TASK STATEMENT:
Reproduce the rows below line for line, with no pictures in your answer.

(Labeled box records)
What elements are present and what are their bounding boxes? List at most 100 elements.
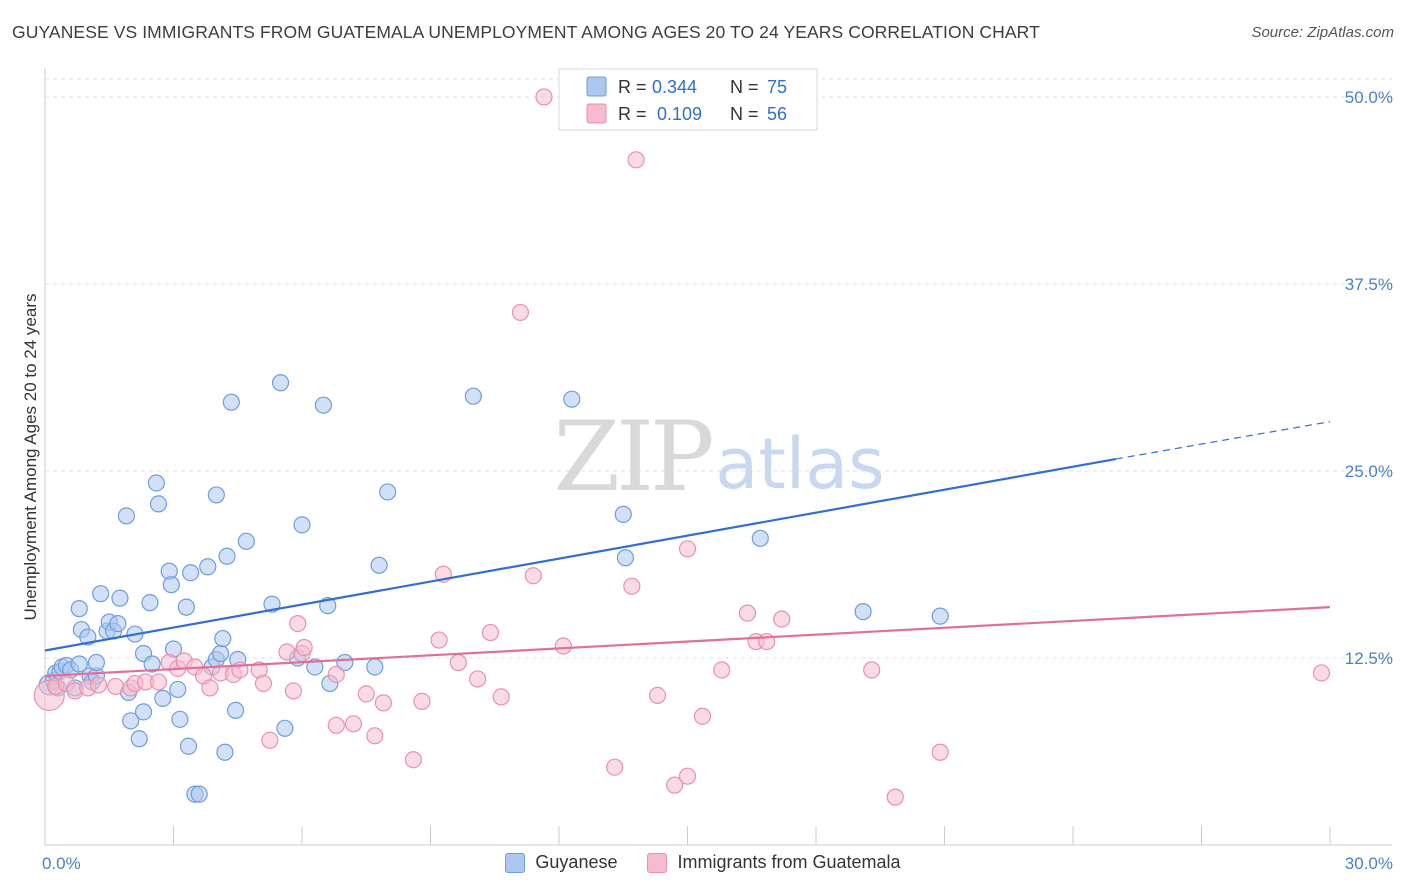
guyanese-point xyxy=(87,653,106,672)
guyanese-point xyxy=(464,387,482,405)
guatemala-point xyxy=(261,731,279,749)
guyanese-point xyxy=(854,603,872,621)
legend-item-guyanese: Guyanese xyxy=(505,852,617,873)
guyanese-point xyxy=(199,558,217,576)
guyanese-point xyxy=(379,483,397,501)
legend-blue-r-value: 0.344 xyxy=(652,77,697,97)
guyanese-point xyxy=(154,689,172,707)
legend-bottom: Guyanese Immigrants from Guatemala xyxy=(0,852,1406,873)
guyanese-point xyxy=(70,655,88,673)
guyanese-point xyxy=(179,737,198,755)
guyanese-point xyxy=(182,564,200,582)
guyanese-point xyxy=(214,629,232,648)
guyanese-point xyxy=(563,390,581,408)
guyanese-swatch xyxy=(505,852,526,873)
guyanese-point xyxy=(92,585,110,603)
guyanese-point xyxy=(370,556,388,574)
guatemala-point xyxy=(149,673,168,691)
guatemala-point xyxy=(511,303,530,322)
guyanese-point xyxy=(109,614,127,633)
guyanese-point xyxy=(134,703,153,721)
guatemala-point xyxy=(623,577,641,595)
guatemala-point xyxy=(492,688,510,706)
guatemala-point xyxy=(713,661,731,679)
guyanese-point xyxy=(171,710,189,728)
guatemala-point xyxy=(648,686,667,705)
guatemala-point xyxy=(931,743,949,761)
guatemala-point xyxy=(295,638,313,657)
guyanese-point xyxy=(271,374,290,392)
legend-item-guatemala: Immigrants from Guatemala xyxy=(647,852,901,873)
guyanese-point xyxy=(130,730,148,748)
guatemala-point xyxy=(627,151,645,169)
guyanese-point xyxy=(122,712,140,730)
guyanese-point xyxy=(207,486,225,504)
guatemala-point xyxy=(449,653,467,672)
guatemala-point xyxy=(481,623,500,642)
guatemala-point xyxy=(554,637,572,655)
watermark: ZIP atlas xyxy=(553,401,884,513)
guyanese-point xyxy=(177,598,195,616)
guatemala-point xyxy=(254,674,273,693)
guatemala-point xyxy=(738,604,757,622)
guyanese-point xyxy=(222,393,240,411)
guyanese-point xyxy=(169,680,187,699)
guatemala-point xyxy=(469,670,487,688)
legend-pink-n-label: N = xyxy=(730,104,759,124)
guatemala-point xyxy=(863,661,881,679)
y-tick-label: 50.0% xyxy=(1345,88,1393,107)
guyanese-point xyxy=(336,653,354,672)
guatemala-point xyxy=(430,631,448,649)
guatemala-point xyxy=(693,707,712,725)
watermark-zip: ZIP xyxy=(553,401,712,513)
guyanese-point xyxy=(276,719,294,737)
legend-label-guyanese: Guyanese xyxy=(535,852,618,872)
guatemala-point xyxy=(374,694,392,712)
guyanese-trendline-extension xyxy=(1115,421,1331,460)
guyanese-point xyxy=(162,576,180,594)
legend-blue-n-value: 75 xyxy=(767,77,787,97)
guyanese-point xyxy=(212,644,230,663)
guatemala-point xyxy=(535,88,553,106)
guatemala-point xyxy=(606,758,624,776)
guyanese-point xyxy=(227,701,245,719)
legend-blue-r-label: R = xyxy=(618,77,647,97)
legend-blue-n-label: N = xyxy=(730,77,759,97)
x-tick-label-max: 30.0% xyxy=(1345,854,1393,873)
guyanese-point xyxy=(147,474,165,492)
guatemala-point xyxy=(327,716,345,734)
guatemala-point xyxy=(678,540,697,558)
x-tick-label-min: 0.0% xyxy=(42,854,81,873)
guatemala-point xyxy=(289,614,307,633)
guyanese-point xyxy=(751,529,769,547)
guatemala-point xyxy=(284,682,303,700)
guyanese-trendline xyxy=(44,457,1117,652)
guatemala-trendline xyxy=(44,606,1331,678)
guatemala-point xyxy=(327,665,345,684)
guyanese-point xyxy=(293,516,311,534)
guyanese-point xyxy=(190,785,208,803)
guatemala-point xyxy=(524,567,542,585)
guatemala-point xyxy=(666,776,684,794)
guyanese-point xyxy=(366,658,384,676)
guatemala-point xyxy=(773,610,791,628)
watermark-atlas: atlas xyxy=(715,423,884,505)
y-axis-label: Unemployment Among Ages 20 to 24 years xyxy=(21,294,40,621)
legend-pink-n-value: 56 xyxy=(767,104,787,124)
guatemala-point xyxy=(357,685,375,703)
y-tick-label: 37.5% xyxy=(1345,275,1393,294)
guyanese-point xyxy=(216,743,234,761)
guatemala-point xyxy=(413,692,431,710)
guyanese-point xyxy=(237,532,255,550)
y-tick-label: 12.5% xyxy=(1345,649,1393,668)
guyanese-point xyxy=(218,547,236,565)
guyanese-point xyxy=(314,396,333,414)
legend-label-guatemala: Immigrants from Guatemala xyxy=(677,852,901,872)
legend-blue-swatch xyxy=(586,76,607,97)
guyanese-point xyxy=(70,600,88,618)
source-label: Source: ZipAtlas.com xyxy=(1251,24,1394,41)
guatemala-swatch xyxy=(647,852,668,873)
guyanese-point xyxy=(306,658,324,676)
guatemala-point xyxy=(107,677,125,696)
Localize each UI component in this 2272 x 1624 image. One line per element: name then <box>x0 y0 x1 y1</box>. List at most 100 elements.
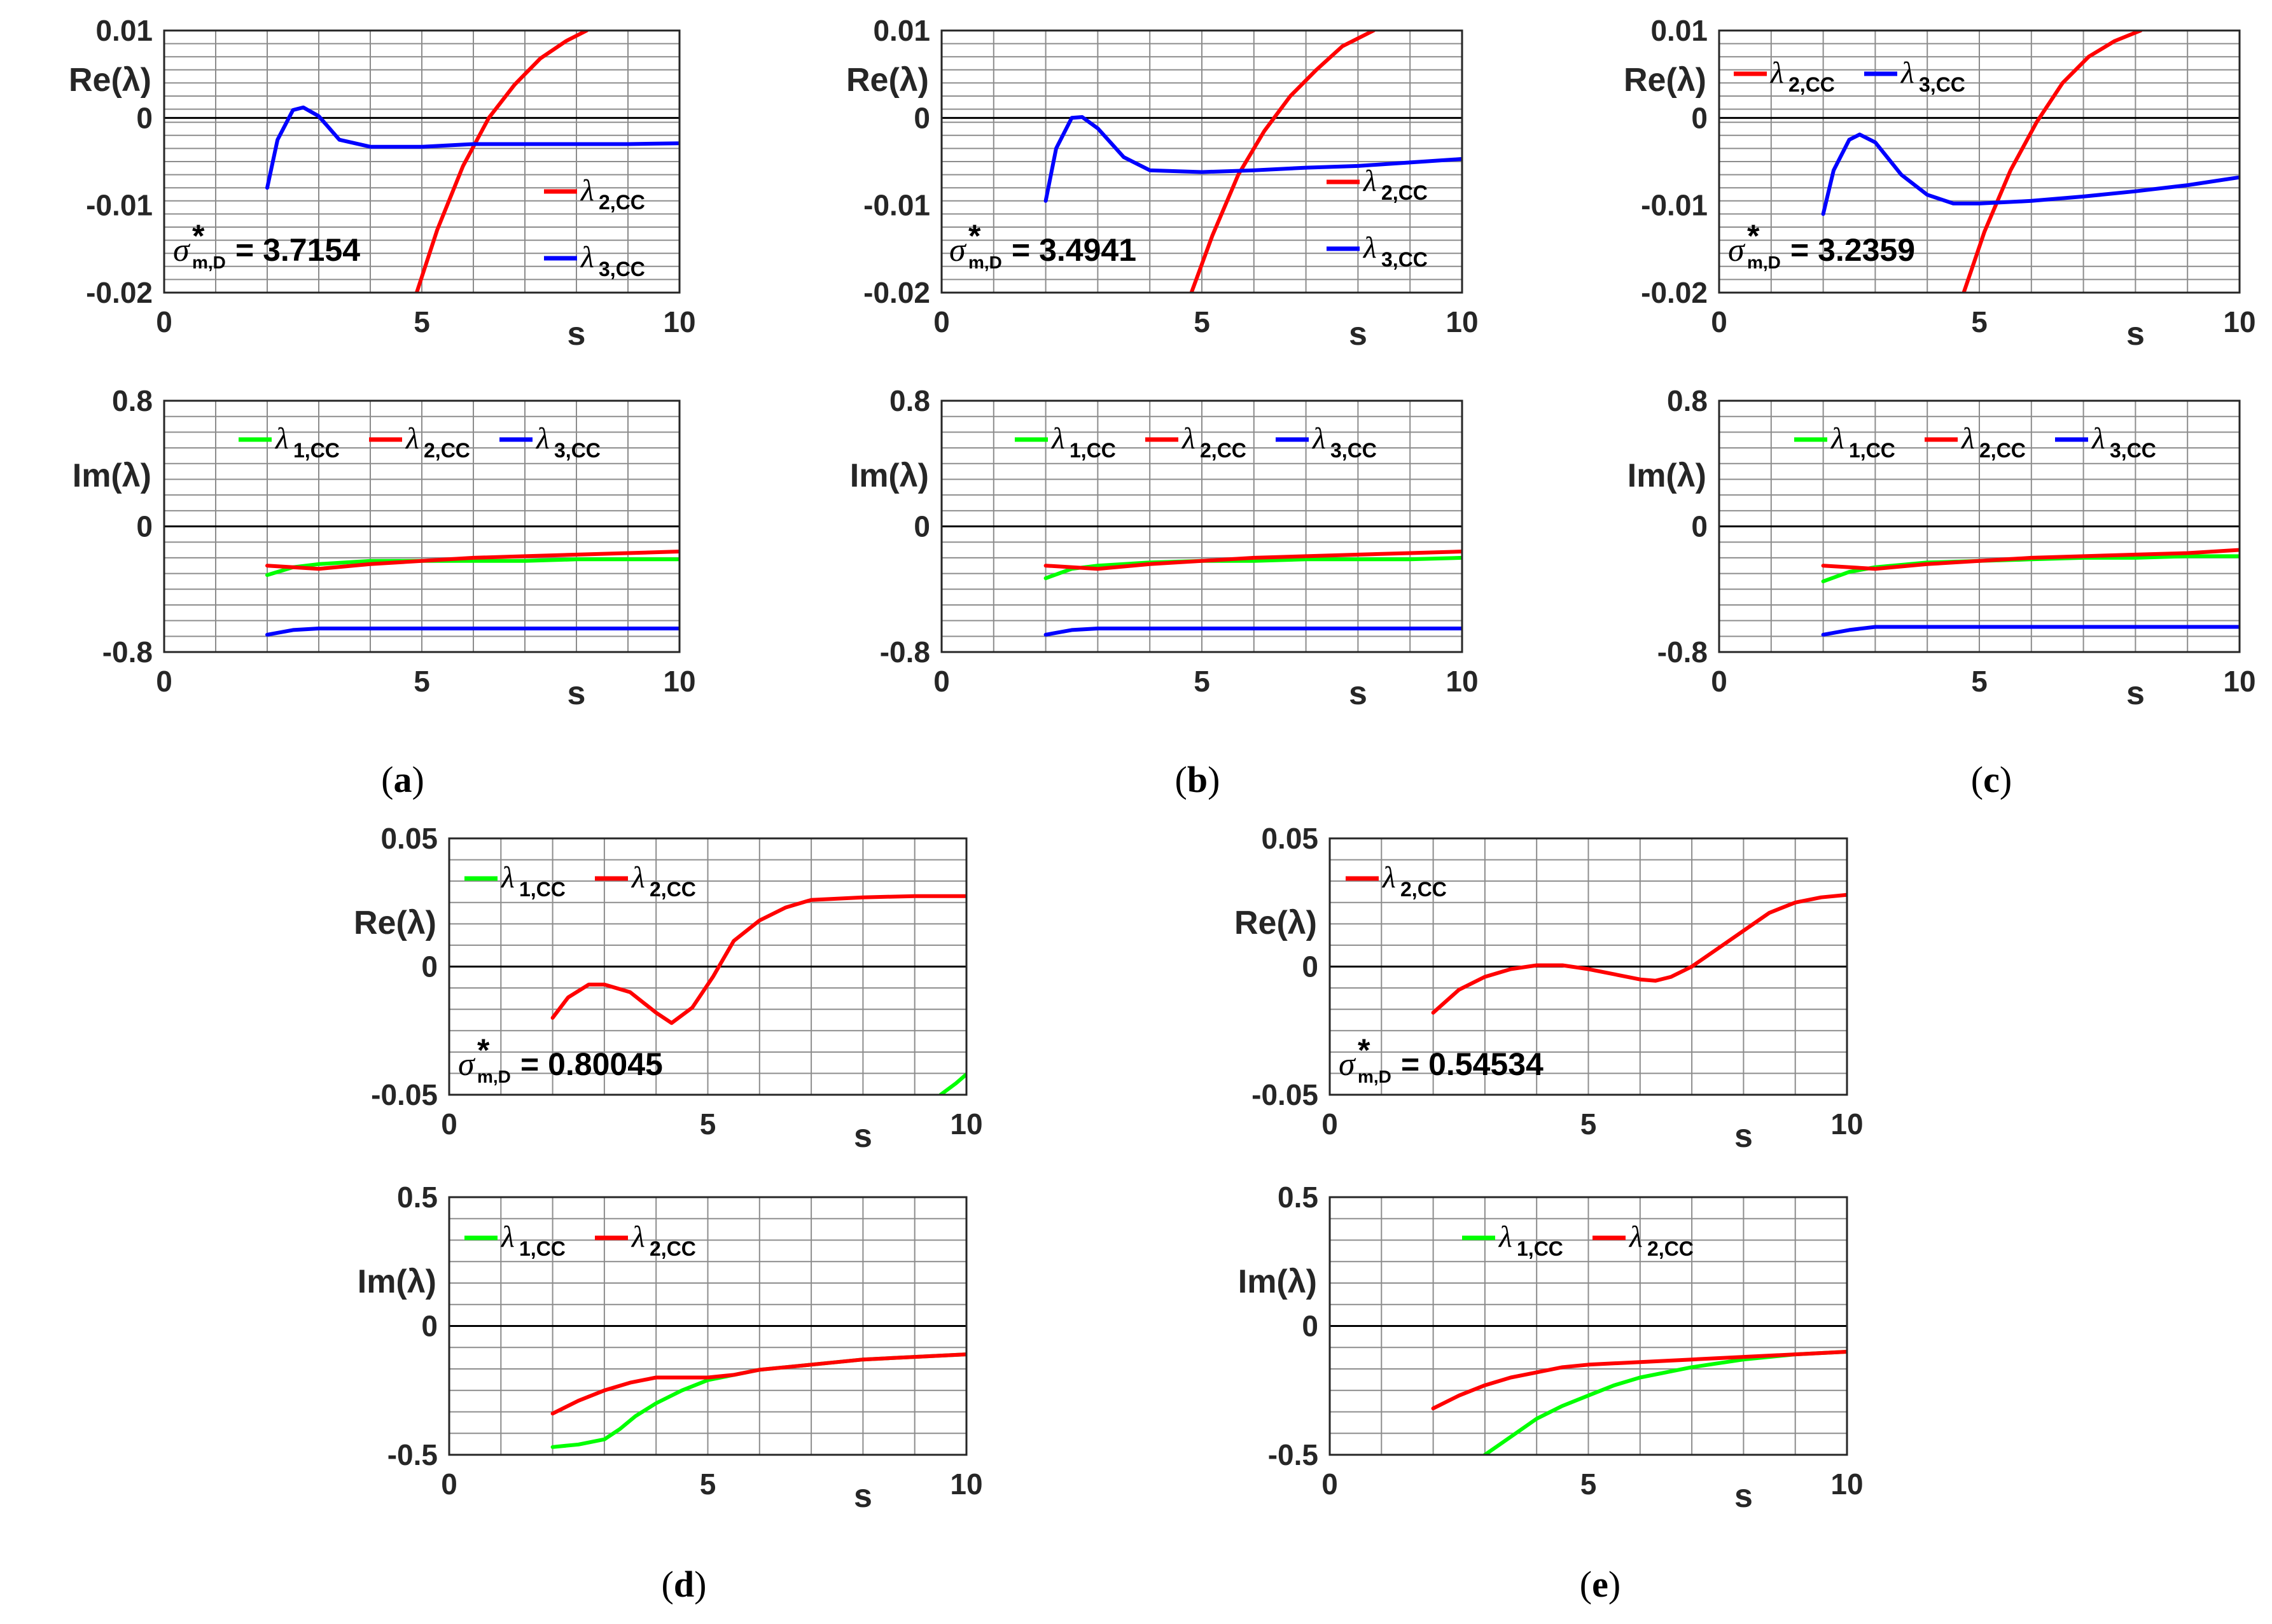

FINAL RESULT:
What elements are present and what are their bounding boxes? List at most 100 elements.
guyanese-point xyxy=(87,653,106,672)
guyanese-point xyxy=(464,387,482,405)
guatemala-point xyxy=(261,731,279,749)
guyanese-point xyxy=(854,603,872,621)
legend-item-guyanese: Guyanese xyxy=(505,852,617,873)
guyanese-point xyxy=(199,558,217,576)
guyanese-point xyxy=(379,483,397,501)
legend-blue-r-value: 0.344 xyxy=(652,77,697,97)
guyanese-point xyxy=(154,689,172,707)
legend-bottom: Guyanese Immigrants from Guatemala xyxy=(0,852,1406,873)
guyanese-point xyxy=(70,655,88,673)
guyanese-point xyxy=(179,737,198,755)
guyanese-point xyxy=(182,564,200,582)
guyanese-point xyxy=(214,629,232,648)
guyanese-point xyxy=(563,390,581,408)
guyanese-swatch xyxy=(505,852,526,873)
guyanese-point xyxy=(92,585,110,603)
guyanese-point xyxy=(370,556,388,574)
guatemala-point xyxy=(149,673,168,691)
guatemala-point xyxy=(511,303,530,322)
guyanese-point xyxy=(109,614,127,633)
guyanese-point xyxy=(134,703,153,721)
guatemala-point xyxy=(623,577,641,595)
guatemala-point xyxy=(492,688,510,706)
guatemala-point xyxy=(713,661,731,679)
guyanese-point xyxy=(171,710,189,728)
guatemala-point xyxy=(648,686,667,705)
guatemala-point xyxy=(931,743,949,761)
guatemala-point xyxy=(295,638,313,657)
guyanese-point xyxy=(271,374,290,392)
legend-item-guatemala: Immigrants from Guatemala xyxy=(647,852,901,873)
guyanese-point xyxy=(130,730,148,748)
guatemala-point xyxy=(627,151,645,169)
guyanese-point xyxy=(122,712,140,730)
guyanese-point xyxy=(207,486,225,504)
guatemala-point xyxy=(449,653,467,672)
guatemala-point xyxy=(481,623,500,642)
guatemala-point xyxy=(554,637,572,655)
watermark: ZIP atlas xyxy=(553,401,884,513)
guyanese-point xyxy=(177,598,195,616)
guatemala-point xyxy=(254,674,273,693)
guatemala-point xyxy=(738,604,757,622)
guyanese-point xyxy=(222,393,240,411)
guyanese-point xyxy=(169,680,187,699)
guatemala-point xyxy=(469,670,487,688)
legend-pink-n-label: N = xyxy=(730,104,759,124)
guatemala-point xyxy=(863,661,881,679)
y-tick-label: 50.0% xyxy=(1345,88,1393,107)
guyanese-point xyxy=(336,653,354,672)
guatemala-point xyxy=(430,631,448,649)
guatemala-point xyxy=(693,707,712,725)
watermark-zip: ZIP xyxy=(553,401,712,513)
guyanese-point xyxy=(276,719,294,737)
legend-label-guyanese: Guyanese xyxy=(535,852,618,872)
guatemala-point xyxy=(374,694,392,712)
guyanese-trendline-extension xyxy=(1115,421,1331,460)
guyanese-point xyxy=(162,576,180,594)
legend-blue-n-value: 75 xyxy=(767,77,787,97)
guyanese-point xyxy=(212,644,230,663)
guatemala-point xyxy=(535,88,553,106)
guatemala-point xyxy=(606,758,624,776)
guyanese-point xyxy=(227,701,245,719)
legend-blue-r-label: R = xyxy=(618,77,647,97)
legend-blue-n-label: N = xyxy=(730,77,759,97)
x-tick-label-max: 30.0% xyxy=(1345,854,1393,873)
guyanese-point xyxy=(147,474,165,492)
guatemala-point xyxy=(327,716,345,734)
guatemala-point xyxy=(678,540,697,558)
x-tick-label-min: 0.0% xyxy=(42,854,81,873)
guatemala-point xyxy=(289,614,307,633)
guyanese-point xyxy=(751,529,769,547)
guatemala-point xyxy=(284,682,303,700)
guyanese-trendline xyxy=(44,457,1117,652)
guatemala-trendline xyxy=(44,606,1331,678)
guatemala-point xyxy=(327,665,345,684)
guyanese-point xyxy=(293,516,311,534)
guyanese-point xyxy=(190,785,208,803)
guatemala-point xyxy=(524,567,542,585)
guatemala-point xyxy=(666,776,684,794)
guyanese-point xyxy=(366,658,384,676)
guatemala-point xyxy=(773,610,791,628)
watermark-atlas: atlas xyxy=(715,423,884,505)
y-axis-label: Unemployment Among Ages 20 to 24 years xyxy=(21,294,40,621)
legend-pink-n-value: 56 xyxy=(767,104,787,124)
guatemala-point xyxy=(357,685,375,703)
y-tick-label: 37.5% xyxy=(1345,275,1393,294)
guyanese-point xyxy=(216,743,234,761)
guatemala-point xyxy=(413,692,431,710)
guyanese-point xyxy=(237,532,255,550)
y-tick-label: 12.5% xyxy=(1345,649,1393,668)
guyanese-point xyxy=(218,547,236,565)
guyanese-point xyxy=(314,396,333,414)
legend-label-guatemala: Immigrants from Guatemala xyxy=(677,852,901,872)
legend-blue-swatch xyxy=(586,76,607,97)
guyanese-point xyxy=(70,600,88,618)
source-label: Source: ZipAtlas.com xyxy=(1251,24,1394,41)
guatemala-swatch xyxy=(647,852,668,873)
guyanese-point xyxy=(306,658,324,676)
guatemala-point xyxy=(107,677,125,696)
Localize each UI component in this 2272 x 1624 image. One line per element: name then <box>x0 y0 x1 y1</box>. List at most 100 elements.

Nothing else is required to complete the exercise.